__TASK INSTRUCTIONS__: Write the data out again exactly, with no pictures.

__TASK MATERIAL__:
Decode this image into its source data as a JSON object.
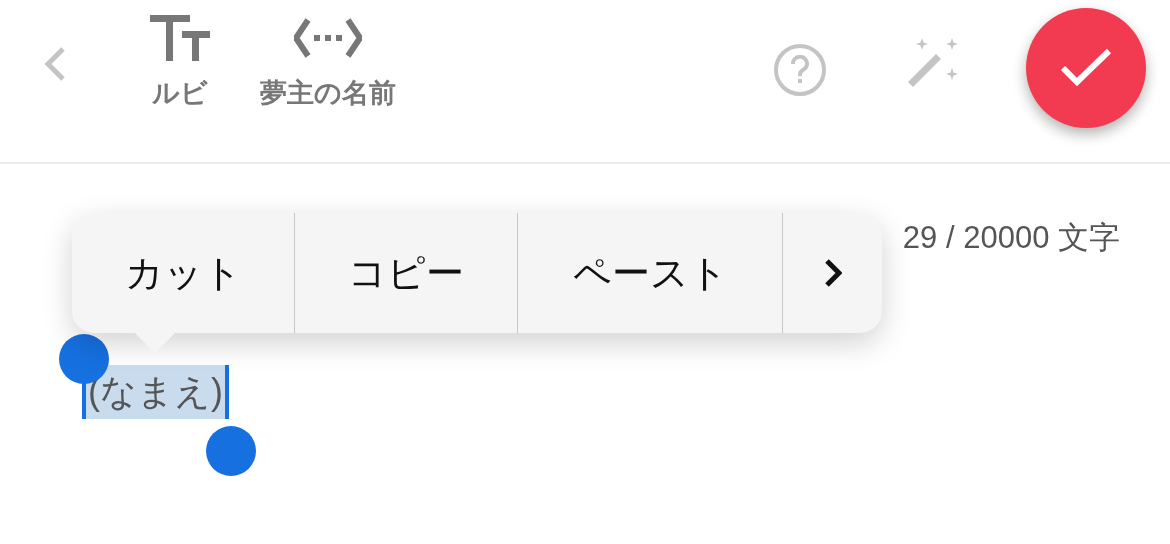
{
  "toolbar": {
    "items": [
      {
        "kind": "ruby",
        "label": "ルビ"
      },
      {
        "kind": "name",
        "label": "夢主の名前"
      }
    ]
  },
  "counter": "29 / 20000 文字",
  "editor": {
    "selected_text": "(なまえ)"
  },
  "context_menu": {
    "items": [
      "カット",
      "コピー",
      "ペースト"
    ]
  }
}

__RESPONSE TO THIS TASK__:
Decode this image into its source data as a JSON object.
{
  "toolbar": {
    "items": [
      {
        "kind": "ruby",
        "label": "ルビ"
      },
      {
        "kind": "name",
        "label": "夢主の名前"
      }
    ]
  },
  "counter": "29 / 20000 文字",
  "editor": {
    "selected_text": "(なまえ)"
  },
  "context_menu": {
    "items": [
      "カット",
      "コピー",
      "ペースト"
    ]
  }
}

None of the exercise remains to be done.